[Provided records]:
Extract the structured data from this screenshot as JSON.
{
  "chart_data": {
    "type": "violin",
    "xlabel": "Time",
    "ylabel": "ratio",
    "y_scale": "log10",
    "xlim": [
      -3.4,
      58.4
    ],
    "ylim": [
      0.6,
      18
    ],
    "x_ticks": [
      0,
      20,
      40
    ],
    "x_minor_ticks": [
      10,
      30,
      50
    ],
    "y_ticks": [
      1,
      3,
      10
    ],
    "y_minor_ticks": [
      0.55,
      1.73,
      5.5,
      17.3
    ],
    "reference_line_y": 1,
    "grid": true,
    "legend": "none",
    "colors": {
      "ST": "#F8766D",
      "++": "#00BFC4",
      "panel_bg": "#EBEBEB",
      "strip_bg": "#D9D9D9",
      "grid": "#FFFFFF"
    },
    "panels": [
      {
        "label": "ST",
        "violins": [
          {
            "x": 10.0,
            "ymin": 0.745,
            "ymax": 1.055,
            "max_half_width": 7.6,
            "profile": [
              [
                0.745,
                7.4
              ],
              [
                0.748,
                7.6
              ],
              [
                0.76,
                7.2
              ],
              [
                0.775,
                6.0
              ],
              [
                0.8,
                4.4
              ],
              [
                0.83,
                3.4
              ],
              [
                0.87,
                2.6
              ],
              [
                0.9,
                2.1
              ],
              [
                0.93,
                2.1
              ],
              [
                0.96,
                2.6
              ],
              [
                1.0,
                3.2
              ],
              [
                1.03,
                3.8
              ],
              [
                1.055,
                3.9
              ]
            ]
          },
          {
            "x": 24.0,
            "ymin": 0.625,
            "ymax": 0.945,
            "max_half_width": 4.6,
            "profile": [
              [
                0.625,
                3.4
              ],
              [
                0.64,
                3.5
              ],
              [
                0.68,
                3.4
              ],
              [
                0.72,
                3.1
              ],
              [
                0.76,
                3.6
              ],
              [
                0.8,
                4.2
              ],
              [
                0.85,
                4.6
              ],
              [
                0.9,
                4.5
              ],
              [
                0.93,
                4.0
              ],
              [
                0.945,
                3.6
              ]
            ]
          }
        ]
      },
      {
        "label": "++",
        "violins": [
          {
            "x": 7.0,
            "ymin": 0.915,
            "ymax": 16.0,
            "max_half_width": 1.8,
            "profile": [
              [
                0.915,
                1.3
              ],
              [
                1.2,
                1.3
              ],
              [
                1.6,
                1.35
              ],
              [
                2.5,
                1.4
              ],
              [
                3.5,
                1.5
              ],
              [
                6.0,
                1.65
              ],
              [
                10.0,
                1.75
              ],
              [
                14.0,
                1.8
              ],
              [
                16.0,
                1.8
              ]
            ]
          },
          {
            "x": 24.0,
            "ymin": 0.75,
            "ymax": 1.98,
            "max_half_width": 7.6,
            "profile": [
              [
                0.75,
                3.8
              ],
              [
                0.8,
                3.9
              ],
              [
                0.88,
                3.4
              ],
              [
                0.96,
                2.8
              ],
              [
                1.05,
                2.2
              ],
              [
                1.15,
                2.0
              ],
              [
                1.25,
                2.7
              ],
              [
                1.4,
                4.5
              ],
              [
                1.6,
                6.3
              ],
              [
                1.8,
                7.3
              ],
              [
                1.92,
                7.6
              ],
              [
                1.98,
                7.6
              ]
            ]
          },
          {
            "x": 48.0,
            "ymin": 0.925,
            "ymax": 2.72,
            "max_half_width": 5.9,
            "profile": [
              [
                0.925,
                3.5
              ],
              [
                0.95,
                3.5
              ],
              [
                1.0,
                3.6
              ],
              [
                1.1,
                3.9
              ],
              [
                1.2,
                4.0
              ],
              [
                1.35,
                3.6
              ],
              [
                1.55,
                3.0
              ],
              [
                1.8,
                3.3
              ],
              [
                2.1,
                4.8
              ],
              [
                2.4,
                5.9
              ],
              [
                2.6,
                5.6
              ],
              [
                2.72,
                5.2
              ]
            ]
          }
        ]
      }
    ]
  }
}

[Task description]: Scan the listing above and copy all lines containing the word "ymin".

[Solution]:
            "ymin": 0.745,
            "ymin": 0.625,
            "ymin": 0.915,
            "ymin": 0.75,
            "ymin": 0.925,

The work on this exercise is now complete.